Trecho citado:
<<<<
A polêmica não é nova, mas foi resgatada com a edição da Resolução 5/2025 pelo CFF, dispondo sobre a atuação do farmacêutico na formulação de um acompanhamento sistemático do paciente que busca orientação. O texto define que o farmacêutico habilitado com o devido Registro de Qualificação de Especialista em Farmácia Clínica (RQE) está autorizado a receitar medicamentos, incluindo aqueles cuja venda exige prescrição. Ficam mantidas as restrições definidas pela Portaria 344/1998, da Agência Nacional de Vigilância Sanitária (Anvisa), que aprova o regulamento técnico sobre substâncias e medicamentos sujeitos a controle especial. Ou seja, farmacêuticos não podem prescrever os medicamentos de tarja preta e aqueles cujo uso restrito exige uma prescrição, especificamente, de um profissional médico.

A resolução também permite ao farmacêutico proceder exame físico com a verificação dos sinais e sintomas, e a renovação de prescrições previamente emitidas por outros profissionais da área de saúde e legalmente habilitados. A prescrição de medicamentos por farmacêuticos é permitida desde 2013, por força de outra resolução (586) do próprio CFF. Como justificativa, encampada pelo Sistema Único de Saúde, está a ideia de expandir para outros profissionais maior responsabilidade no atendimento clínico dos pacientes e adoção de um modelo de prescrição como prática multiprofissional.

Em outros países como Estados Unidos, Canadá, Nova Zelândia e Austrália, por exemplo, o modelo já é adotado com restrições definidas em modalidades semelhantes às que eram seguidas no Brasil. E a realidade de milhares de municípios que não dispõem de uma rede integrada de saúde é um dos muitos argumentos que sustentam a premissa do Conselho de Farmácia. Um em cada 3 municípios sofre com a ausência de médicos, segundo pesquisa da Confederação Nacional de Municípios (CNM) em 3.385 cidades brasileiras – problema que impacta 112 milhões de brasileiros, sobretudo nas regiões Norte e Nordeste, de acordo com o CNM. E 55% desses municípios vivem sob o risco de desabilitação de equipes de atenção primária, tendo em vista a falta de médicos por período superior a 90 dias.

Na Justiça, a defesa do CFF coincide com a sanção pelo presidente da República, Luiz Inácio Lula da Silva, da Lei 15.126/2025 que, na segunda (28), estabeleceu a atenção humanizada como princípio do SUS. Em pequenas cidades, as farmácias são a primeira ou única unidade de assistência à saúde. Nas farmácias comunitárias, por exemplo, o farmacêutico trabalha no acolhimento, triagem, coleta de informações sobre o histórico clínico e orientação terapêutica. “O atendimento prestado pelos farmacêuticos é corroborado pelo Ministério da Saúde nos programas de tratamento de tuberculose e doenças sexualmente transmissíveis”, defendem os advogados do Conselho Federal de Farmácia.

No recurso, os advogados destacam ainda que a decisão de primeira instância que suspendeu os efeitos da resolução do CFF se baseou em artigos da chamada Lei do Ato Médico (12.842/2013) que foram vetados. “O diagnóstico e a prescrição terapêutica não estão elencados entre os atos privativos de médico. E foram retirados desse rol na aprovação da lei, sendo objetos de veto presidencial”, revelam no agravo.
>>>>
Registros fornecidos:
<<<<
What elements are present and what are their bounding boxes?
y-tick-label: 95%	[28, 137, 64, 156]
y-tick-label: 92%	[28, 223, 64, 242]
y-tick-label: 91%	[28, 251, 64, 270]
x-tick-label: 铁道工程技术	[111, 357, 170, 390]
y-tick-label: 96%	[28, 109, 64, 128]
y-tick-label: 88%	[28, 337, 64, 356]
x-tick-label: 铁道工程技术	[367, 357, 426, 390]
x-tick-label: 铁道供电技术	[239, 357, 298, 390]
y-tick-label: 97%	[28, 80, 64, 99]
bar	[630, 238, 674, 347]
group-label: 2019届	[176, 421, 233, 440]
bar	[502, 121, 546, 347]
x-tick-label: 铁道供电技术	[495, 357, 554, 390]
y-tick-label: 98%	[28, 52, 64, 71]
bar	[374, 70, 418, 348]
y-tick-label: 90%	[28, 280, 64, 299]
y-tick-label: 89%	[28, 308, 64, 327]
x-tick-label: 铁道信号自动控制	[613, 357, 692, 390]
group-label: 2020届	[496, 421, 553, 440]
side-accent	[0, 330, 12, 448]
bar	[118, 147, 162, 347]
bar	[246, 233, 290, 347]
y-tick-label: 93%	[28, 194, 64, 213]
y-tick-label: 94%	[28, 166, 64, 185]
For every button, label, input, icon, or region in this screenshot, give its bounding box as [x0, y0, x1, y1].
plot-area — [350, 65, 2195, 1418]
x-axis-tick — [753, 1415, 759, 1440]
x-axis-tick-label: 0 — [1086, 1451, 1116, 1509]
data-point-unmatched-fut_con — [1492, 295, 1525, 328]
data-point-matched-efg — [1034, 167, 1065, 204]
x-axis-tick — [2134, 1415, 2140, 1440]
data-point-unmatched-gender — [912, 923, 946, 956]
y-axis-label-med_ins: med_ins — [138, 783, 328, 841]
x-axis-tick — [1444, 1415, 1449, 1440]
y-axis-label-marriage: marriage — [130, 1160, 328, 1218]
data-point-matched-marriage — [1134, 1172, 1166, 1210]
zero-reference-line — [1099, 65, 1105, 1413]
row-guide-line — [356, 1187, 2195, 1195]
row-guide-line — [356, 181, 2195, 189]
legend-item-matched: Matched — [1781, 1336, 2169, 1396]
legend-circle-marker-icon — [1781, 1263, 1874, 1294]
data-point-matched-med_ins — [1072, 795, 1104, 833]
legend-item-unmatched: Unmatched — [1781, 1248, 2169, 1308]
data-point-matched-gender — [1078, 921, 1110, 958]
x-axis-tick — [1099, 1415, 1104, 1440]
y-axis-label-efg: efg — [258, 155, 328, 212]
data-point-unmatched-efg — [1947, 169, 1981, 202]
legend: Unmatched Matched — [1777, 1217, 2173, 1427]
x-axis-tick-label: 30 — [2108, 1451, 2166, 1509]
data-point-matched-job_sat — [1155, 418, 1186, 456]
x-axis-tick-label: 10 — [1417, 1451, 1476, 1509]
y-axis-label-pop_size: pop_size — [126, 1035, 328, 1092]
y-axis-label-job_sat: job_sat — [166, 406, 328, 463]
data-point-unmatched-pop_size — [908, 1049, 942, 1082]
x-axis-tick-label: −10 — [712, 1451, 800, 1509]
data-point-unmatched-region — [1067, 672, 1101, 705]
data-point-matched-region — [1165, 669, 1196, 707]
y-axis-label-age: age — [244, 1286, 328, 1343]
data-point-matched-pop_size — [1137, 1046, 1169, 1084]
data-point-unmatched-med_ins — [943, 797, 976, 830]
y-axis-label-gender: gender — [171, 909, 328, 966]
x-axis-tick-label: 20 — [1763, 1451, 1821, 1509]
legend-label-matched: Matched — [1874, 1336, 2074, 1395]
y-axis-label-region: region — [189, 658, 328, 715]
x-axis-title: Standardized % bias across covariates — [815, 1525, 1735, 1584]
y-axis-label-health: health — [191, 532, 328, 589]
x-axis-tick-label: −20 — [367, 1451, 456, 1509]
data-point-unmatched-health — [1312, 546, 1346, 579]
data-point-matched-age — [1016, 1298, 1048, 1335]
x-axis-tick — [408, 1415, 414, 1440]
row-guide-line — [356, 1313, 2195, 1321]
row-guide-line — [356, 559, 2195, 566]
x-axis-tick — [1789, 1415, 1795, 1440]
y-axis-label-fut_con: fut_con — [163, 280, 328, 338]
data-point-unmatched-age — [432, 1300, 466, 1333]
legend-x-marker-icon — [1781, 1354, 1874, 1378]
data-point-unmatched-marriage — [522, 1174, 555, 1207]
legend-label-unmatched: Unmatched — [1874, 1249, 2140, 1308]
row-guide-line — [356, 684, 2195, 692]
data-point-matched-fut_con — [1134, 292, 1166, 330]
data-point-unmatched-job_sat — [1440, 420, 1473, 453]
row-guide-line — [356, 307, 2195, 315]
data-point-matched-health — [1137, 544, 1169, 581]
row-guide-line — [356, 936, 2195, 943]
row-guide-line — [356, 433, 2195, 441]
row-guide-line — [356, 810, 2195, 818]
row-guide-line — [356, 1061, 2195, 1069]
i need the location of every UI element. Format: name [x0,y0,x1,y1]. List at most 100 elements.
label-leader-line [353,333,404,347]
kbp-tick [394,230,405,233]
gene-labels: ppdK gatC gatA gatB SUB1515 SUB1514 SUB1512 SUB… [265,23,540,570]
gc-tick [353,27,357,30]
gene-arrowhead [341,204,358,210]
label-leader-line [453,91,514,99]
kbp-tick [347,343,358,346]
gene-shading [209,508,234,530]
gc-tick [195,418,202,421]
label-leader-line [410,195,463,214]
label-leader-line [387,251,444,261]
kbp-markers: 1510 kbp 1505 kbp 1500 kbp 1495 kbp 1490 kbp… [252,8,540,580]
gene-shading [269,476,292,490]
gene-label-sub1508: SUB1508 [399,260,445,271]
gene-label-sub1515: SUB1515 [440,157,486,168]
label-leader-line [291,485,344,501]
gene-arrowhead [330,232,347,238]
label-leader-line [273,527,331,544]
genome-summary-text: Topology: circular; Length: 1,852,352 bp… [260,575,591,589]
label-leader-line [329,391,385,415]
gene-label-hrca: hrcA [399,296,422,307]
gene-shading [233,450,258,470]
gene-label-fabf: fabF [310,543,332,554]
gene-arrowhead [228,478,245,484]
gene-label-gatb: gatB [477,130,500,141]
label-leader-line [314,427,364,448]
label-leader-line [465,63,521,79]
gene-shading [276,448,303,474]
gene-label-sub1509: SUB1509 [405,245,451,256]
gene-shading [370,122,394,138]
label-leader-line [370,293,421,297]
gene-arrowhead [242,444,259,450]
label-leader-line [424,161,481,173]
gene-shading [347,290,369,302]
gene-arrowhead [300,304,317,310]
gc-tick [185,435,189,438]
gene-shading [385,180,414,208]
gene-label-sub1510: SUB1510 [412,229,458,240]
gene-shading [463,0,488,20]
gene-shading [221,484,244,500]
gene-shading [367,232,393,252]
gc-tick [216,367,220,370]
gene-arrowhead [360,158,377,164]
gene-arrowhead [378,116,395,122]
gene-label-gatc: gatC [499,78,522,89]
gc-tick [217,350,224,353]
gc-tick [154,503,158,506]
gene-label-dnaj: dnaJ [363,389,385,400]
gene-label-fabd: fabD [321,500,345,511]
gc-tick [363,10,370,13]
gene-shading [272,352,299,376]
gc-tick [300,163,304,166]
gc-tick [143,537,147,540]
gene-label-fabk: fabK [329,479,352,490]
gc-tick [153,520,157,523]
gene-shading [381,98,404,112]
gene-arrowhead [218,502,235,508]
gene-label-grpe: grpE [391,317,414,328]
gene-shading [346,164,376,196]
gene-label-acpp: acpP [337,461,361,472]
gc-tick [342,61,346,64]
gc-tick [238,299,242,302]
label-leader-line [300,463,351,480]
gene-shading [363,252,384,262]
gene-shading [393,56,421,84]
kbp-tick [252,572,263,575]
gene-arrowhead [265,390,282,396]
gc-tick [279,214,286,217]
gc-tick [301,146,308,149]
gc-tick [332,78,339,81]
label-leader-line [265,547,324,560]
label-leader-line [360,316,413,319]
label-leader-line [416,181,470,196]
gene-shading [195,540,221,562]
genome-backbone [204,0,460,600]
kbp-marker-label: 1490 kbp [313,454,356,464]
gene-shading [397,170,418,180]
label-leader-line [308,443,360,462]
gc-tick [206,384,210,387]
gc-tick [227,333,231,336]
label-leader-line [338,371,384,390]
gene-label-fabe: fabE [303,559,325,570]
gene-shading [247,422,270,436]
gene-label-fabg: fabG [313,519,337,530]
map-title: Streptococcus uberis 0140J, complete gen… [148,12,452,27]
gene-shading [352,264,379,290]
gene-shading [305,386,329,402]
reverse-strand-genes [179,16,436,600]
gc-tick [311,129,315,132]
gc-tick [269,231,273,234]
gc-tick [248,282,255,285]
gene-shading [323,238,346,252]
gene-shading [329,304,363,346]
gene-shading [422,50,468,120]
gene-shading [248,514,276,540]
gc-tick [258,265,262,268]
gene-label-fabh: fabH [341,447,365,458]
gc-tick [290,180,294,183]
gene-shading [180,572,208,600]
>>>>
Tarefa A: Segundo o trecho citado, desde que ano os farmacêuticos podem prescrever medicamentos, e por força de qual resolução?
Tarefa B: Reescreva em forma de lista o parágrafo do trecho citado que começa com "Em outros países como Estados Unidos", mantendo seus fatos principais.

Resposta A: Desde 2013, pela Resolução 586 do próprio CFF.

Resposta B:
- Estados Unidos, Canadá, Nova Zelândia e Austrália já adotam o modelo, com restrições em modalidades semelhantes às que eram seguidas no Brasil.
- A realidade de milhares de municípios sem rede integrada de saúde é um dos argumentos que sustentam a premissa do Conselho de Farmácia.
- Pesquisa da CNM em 3.385 cidades indica que um em cada 3 municípios sofre com a ausência de médicos, problema que atinge 112 milhões de brasileiros, sobretudo nas regiões Norte e Nordeste.
- 55% desses municípios correm risco de desabilitação de equipes de atenção primária por falta de médicos por mais de 90 dias.